WHAT IS EXPECTED >>
Repeat each record below exactly as given.

[Start of RECORDS PROVIDED]

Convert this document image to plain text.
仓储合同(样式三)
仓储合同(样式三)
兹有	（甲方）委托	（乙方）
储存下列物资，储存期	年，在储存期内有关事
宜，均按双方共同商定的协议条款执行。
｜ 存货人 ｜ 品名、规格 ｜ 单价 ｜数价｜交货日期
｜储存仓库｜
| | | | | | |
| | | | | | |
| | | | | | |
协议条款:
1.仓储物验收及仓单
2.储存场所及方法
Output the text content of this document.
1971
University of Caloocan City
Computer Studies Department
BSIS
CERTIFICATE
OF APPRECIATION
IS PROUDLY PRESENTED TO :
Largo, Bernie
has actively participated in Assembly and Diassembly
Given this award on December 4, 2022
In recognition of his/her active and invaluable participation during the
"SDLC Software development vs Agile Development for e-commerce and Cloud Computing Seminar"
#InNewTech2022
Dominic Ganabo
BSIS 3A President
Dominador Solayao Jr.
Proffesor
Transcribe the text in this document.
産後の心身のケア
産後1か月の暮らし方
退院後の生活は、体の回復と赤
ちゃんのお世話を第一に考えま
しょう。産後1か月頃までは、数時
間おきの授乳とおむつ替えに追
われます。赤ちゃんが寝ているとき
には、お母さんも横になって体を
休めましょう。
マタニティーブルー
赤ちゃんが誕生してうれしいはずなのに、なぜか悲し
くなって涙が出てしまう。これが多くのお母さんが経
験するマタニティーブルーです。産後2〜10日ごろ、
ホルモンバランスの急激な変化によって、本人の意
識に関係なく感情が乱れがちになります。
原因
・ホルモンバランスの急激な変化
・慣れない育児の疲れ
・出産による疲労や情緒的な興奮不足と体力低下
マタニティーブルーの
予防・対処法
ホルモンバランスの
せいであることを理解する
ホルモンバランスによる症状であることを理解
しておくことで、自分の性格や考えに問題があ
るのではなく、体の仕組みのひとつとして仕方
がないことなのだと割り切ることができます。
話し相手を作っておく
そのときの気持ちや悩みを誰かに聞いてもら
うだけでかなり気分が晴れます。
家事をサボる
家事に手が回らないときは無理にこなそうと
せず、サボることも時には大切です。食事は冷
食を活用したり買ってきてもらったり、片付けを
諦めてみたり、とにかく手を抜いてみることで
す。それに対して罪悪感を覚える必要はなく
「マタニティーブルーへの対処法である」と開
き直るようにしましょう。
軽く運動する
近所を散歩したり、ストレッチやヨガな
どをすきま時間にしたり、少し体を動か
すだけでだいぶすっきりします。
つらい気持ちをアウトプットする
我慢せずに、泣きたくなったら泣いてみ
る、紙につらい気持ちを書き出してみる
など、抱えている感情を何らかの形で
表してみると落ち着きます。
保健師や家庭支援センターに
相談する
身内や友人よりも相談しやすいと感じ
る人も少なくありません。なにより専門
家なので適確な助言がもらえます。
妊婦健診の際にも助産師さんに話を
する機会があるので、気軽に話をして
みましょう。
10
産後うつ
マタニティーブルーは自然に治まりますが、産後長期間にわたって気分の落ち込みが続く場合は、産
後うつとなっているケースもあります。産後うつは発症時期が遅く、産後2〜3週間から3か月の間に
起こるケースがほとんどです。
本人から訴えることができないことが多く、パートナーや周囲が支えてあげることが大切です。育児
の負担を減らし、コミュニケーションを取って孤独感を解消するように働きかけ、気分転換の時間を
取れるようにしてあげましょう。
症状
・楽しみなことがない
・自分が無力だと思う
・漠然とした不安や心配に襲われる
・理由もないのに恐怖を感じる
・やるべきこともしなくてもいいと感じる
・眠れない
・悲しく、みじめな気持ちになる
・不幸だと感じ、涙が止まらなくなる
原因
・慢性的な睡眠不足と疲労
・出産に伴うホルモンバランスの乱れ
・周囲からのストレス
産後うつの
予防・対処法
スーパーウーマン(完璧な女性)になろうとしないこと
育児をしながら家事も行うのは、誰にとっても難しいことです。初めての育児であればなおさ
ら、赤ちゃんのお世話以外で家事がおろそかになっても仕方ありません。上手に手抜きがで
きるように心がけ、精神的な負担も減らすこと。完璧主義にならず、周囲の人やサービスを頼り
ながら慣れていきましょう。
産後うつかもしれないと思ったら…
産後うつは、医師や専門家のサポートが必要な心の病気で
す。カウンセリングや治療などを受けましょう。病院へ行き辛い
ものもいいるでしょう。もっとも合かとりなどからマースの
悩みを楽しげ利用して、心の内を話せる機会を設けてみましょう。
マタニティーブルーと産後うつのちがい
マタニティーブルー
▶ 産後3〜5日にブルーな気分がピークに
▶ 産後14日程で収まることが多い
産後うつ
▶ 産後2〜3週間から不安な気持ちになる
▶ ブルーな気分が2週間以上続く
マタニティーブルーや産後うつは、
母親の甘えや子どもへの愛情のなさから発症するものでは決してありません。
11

[End of RECORDS PROVIDED]

OUTPUT >>
Convert this document image to plain text.
仓储合同(样式三)
仓储合同(样式三)
兹有	（甲方）委托	（乙方）
储存下列物资，储存期	年，在储存期内有关事
宜，均按双方共同商定的协议条款执行。
｜ 存货人 ｜ 品名、规格 ｜ 单价 ｜数价｜交货日期
｜储存仓库｜
| | | | | | |
| | | | | | |
| | | | | | |
协议条款:
1.仓储物验收及仓单
2.储存场所及方法
Output the text content of this document.
1971
University of Caloocan City
Computer Studies Department
BSIS
CERTIFICATE
OF APPRECIATION
IS PROUDLY PRESENTED TO :
Largo, Bernie
has actively participated in Assembly and Diassembly
Given this award on December 4, 2022
In recognition of his/her active and invaluable participation during the
"SDLC Software development vs Agile Development for e-commerce and Cloud Computing Seminar"
#InNewTech2022
Dominic Ganabo
BSIS 3A President
Dominador Solayao Jr.
Proffesor
Transcribe the text in this document.
産後の心身のケア
産後1か月の暮らし方
退院後の生活は、体の回復と赤
ちゃんのお世話を第一に考えま
しょう。産後1か月頃までは、数時
間おきの授乳とおむつ替えに追
われます。赤ちゃんが寝ているとき
には、お母さんも横になって体を
休めましょう。
マタニティーブルー
赤ちゃんが誕生してうれしいはずなのに、なぜか悲し
くなって涙が出てしまう。これが多くのお母さんが経
験するマタニティーブルーです。産後2〜10日ごろ、
ホルモンバランスの急激な変化によって、本人の意
識に関係なく感情が乱れがちになります。
原因
・ホルモンバランスの急激な変化
・慣れない育児の疲れ
・出産による疲労や情緒的な興奮不足と体力低下
マタニティーブルーの
予防・対処法
ホルモンバランスの
せいであることを理解する
ホルモンバランスによる症状であることを理解
しておくことで、自分の性格や考えに問題があ
るのではなく、体の仕組みのひとつとして仕方
がないことなのだと割り切ることができます。
話し相手を作っておく
そのときの気持ちや悩みを誰かに聞いてもら
うだけでかなり気分が晴れます。
家事をサボる
家事に手が回らないときは無理にこなそうと
せず、サボることも時には大切です。食事は冷
食を活用したり買ってきてもらったり、片付けを
諦めてみたり、とにかく手を抜いてみることで
す。それに対して罪悪感を覚える必要はなく
「マタニティーブルーへの対処法である」と開
き直るようにしましょう。
軽く運動する
近所を散歩したり、ストレッチやヨガな
どをすきま時間にしたり、少し体を動か
すだけでだいぶすっきりします。
つらい気持ちをアウトプットする
我慢せずに、泣きたくなったら泣いてみ
る、紙につらい気持ちを書き出してみる
など、抱えている感情を何らかの形で
表してみると落ち着きます。
保健師や家庭支援センターに
相談する
身内や友人よりも相談しやすいと感じ
る人も少なくありません。なにより専門
家なので適確な助言がもらえます。
妊婦健診の際にも助産師さんに話を
する機会があるので、気軽に話をして
みましょう。
10
産後うつ
マタニティーブルーは自然に治まりますが、産後長期間にわたって気分の落ち込みが続く場合は、産
後うつとなっているケースもあります。産後うつは発症時期が遅く、産後2〜3週間から3か月の間に
起こるケースがほとんどです。
本人から訴えることができないことが多く、パートナーや周囲が支えてあげることが大切です。育児
の負担を減らし、コミュニケーションを取って孤独感を解消するように働きかけ、気分転換の時間を
取れるようにしてあげましょう。
症状
・楽しみなことがない
・自分が無力だと思う
・漠然とした不安や心配に襲われる
・理由もないのに恐怖を感じる
・やるべきこともしなくてもいいと感じる
・眠れない
・悲しく、みじめな気持ちになる
・不幸だと感じ、涙が止まらなくなる
原因
・慢性的な睡眠不足と疲労
・出産に伴うホルモンバランスの乱れ
・周囲からのストレス
産後うつの
予防・対処法
スーパーウーマン(完璧な女性)になろうとしないこと
育児をしながら家事も行うのは、誰にとっても難しいことです。初めての育児であればなおさ
ら、赤ちゃんのお世話以外で家事がおろそかになっても仕方ありません。上手に手抜きがで
きるように心がけ、精神的な負担も減らすこと。完璧主義にならず、周囲の人やサービスを頼り
ながら慣れていきましょう。
産後うつかもしれないと思ったら…
産後うつは、医師や専門家のサポートが必要な心の病気で
す。カウンセリングや治療などを受けましょう。病院へ行き辛い
ものもいいるでしょう。もっとも合かとりなどからマースの
悩みを楽しげ利用して、心の内を話せる機会を設けてみましょう。
マタニティーブルーと産後うつのちがい
マタニティーブルー
▶ 産後3〜5日にブルーな気分がピークに
▶ 産後14日程で収まることが多い
産後うつ
▶ 産後2〜3週間から不安な気持ちになる
▶ ブルーな気分が2週間以上続く
マタニティーブルーや産後うつは、
母親の甘えや子どもへの愛情のなさから発症するものでは決してありません。
11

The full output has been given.